*PROBLEM TO WORK ON:* Answer with a single number: the count of lines that include the string "text".

== RECORDS SHOWN ==

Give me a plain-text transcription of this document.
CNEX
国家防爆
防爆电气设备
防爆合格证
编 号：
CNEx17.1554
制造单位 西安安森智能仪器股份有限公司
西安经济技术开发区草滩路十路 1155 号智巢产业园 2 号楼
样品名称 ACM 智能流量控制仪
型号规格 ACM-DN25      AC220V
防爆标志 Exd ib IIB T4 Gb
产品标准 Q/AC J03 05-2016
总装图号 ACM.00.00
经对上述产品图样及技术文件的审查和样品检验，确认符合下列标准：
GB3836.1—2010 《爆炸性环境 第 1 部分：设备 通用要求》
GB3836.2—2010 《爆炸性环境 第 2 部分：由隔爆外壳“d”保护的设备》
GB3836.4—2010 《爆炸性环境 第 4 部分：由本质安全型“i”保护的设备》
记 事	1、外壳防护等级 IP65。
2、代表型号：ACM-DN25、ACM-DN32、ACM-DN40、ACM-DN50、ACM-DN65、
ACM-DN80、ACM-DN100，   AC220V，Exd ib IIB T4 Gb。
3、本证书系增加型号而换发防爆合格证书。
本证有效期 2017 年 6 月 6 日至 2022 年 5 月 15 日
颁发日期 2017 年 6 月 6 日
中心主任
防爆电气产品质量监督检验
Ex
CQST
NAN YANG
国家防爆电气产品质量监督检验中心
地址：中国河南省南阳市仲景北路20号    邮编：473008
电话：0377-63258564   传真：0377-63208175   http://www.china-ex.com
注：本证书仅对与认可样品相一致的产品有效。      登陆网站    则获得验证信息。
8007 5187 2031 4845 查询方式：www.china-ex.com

===
== RECORDS SHOWN ==

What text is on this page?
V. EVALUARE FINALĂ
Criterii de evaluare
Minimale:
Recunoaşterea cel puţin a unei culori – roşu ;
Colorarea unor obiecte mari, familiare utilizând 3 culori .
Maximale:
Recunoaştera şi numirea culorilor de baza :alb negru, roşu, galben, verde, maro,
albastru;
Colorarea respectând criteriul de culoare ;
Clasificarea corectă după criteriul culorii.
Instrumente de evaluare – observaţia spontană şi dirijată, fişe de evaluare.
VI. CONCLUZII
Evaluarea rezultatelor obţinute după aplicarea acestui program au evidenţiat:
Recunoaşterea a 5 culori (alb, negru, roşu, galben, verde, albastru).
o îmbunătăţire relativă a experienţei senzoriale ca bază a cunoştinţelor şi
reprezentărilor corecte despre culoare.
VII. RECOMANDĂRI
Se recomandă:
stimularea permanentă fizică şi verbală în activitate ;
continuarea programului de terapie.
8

===

*COMPLETE ANSWER:* 2